Given records =
◇ ◇ ◇ ◇ ◇

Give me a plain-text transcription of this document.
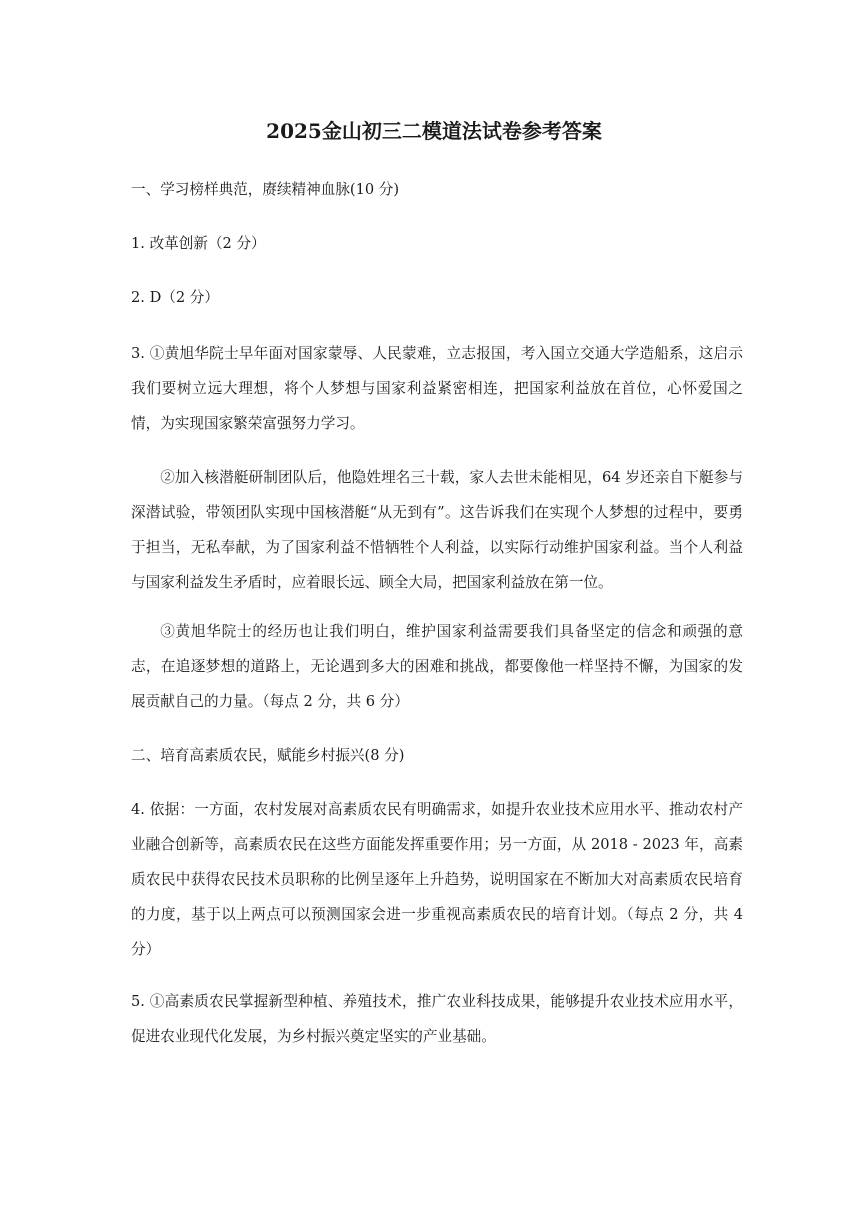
2025金山初三二模道法试卷参考答案

一、学习榜样典范，赓续精神血脉(10 分)

1. 改革创新（2 分）

2. D（2 分）

3. ①黄旭华院士早年面对国家蒙辱、人民蒙难，立志报国，考入国立交通大学造船系，这启示我们要树立远大理想，将个人梦想与国家利益紧密相连，把国家利益放在首位，心怀爱国之情，为实现国家繁荣富强努力学习。

②加入核潜艇研制团队后，他隐姓埋名三十载，家人去世未能相见，64 岁还亲自下艇参与深潜试验，带领团队实现中国核潜艇“从无到有”。这告诉我们在实现个人梦想的过程中，要勇于担当，无私奉献，为了国家利益不惜牺牲个人利益，以实际行动维护国家利益。当个人利益与国家利益发生矛盾时，应着眼长远、顾全大局，把国家利益放在第一位。

③黄旭华院士的经历也让我们明白，维护国家利益需要我们具备坚定的信念和顽强的意志，在追逐梦想的道路上，无论遇到多大的困难和挑战，都要像他一样坚持不懈，为国家的发展贡献自己的力量。（每点 2 分，共 6 分）

二、培育高素质农民，赋能乡村振兴(8 分)

4. 依据：一方面，农村发展对高素质农民有明确需求，如提升农业技术应用水平、推动农村产业融合创新等，高素质农民在这些方面能发挥重要作用；另一方面，从 2018 - 2023 年，高素质农民中获得农民技术员职称的比例呈逐年上升趋势，说明国家在不断加大对高素质农民培育的力度，基于以上两点可以预测国家会进一步重视高素质农民的培育计划。（每点 2 分，共 4 分）

5. ①高素质农民掌握新型种植、养殖技术，推广农业科技成果，能够提升农业技术应用水平，促进农业现代化发展，为乡村振兴奠定坚实的产业基础。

◇ ◇ ◇ ◇ ◇

Pictures are excluded; copy every other part of the records exactly.

The result =
Give me a plain-text transcription of this document.
2025金山初三二模道法试卷参考答案

一、学习榜样典范，赓续精神血脉(10 分)

1. 改革创新（2 分）

2. D（2 分）

3. ①黄旭华院士早年面对国家蒙辱、人民蒙难，立志报国，考入国立交通大学造船系，这启示我们要树立远大理想，将个人梦想与国家利益紧密相连，把国家利益放在首位，心怀爱国之情，为实现国家繁荣富强努力学习。

②加入核潜艇研制团队后，他隐姓埋名三十载，家人去世未能相见，64 岁还亲自下艇参与深潜试验，带领团队实现中国核潜艇“从无到有”。这告诉我们在实现个人梦想的过程中，要勇于担当，无私奉献，为了国家利益不惜牺牲个人利益，以实际行动维护国家利益。当个人利益与国家利益发生矛盾时，应着眼长远、顾全大局，把国家利益放在第一位。

③黄旭华院士的经历也让我们明白，维护国家利益需要我们具备坚定的信念和顽强的意志，在追逐梦想的道路上，无论遇到多大的困难和挑战，都要像他一样坚持不懈，为国家的发展贡献自己的力量。（每点 2 分，共 6 分）

二、培育高素质农民，赋能乡村振兴(8 分)

4. 依据：一方面，农村发展对高素质农民有明确需求，如提升农业技术应用水平、推动农村产业融合创新等，高素质农民在这些方面能发挥重要作用；另一方面，从 2018 - 2023 年，高素质农民中获得农民技术员职称的比例呈逐年上升趋势，说明国家在不断加大对高素质农民培育的力度，基于以上两点可以预测国家会进一步重视高素质农民的培育计划。（每点 2 分，共 4 分）

5. ①高素质农民掌握新型种植、养殖技术，推广农业科技成果，能够提升农业技术应用水平，促进农业现代化发展，为乡村振兴奠定坚实的产业基础。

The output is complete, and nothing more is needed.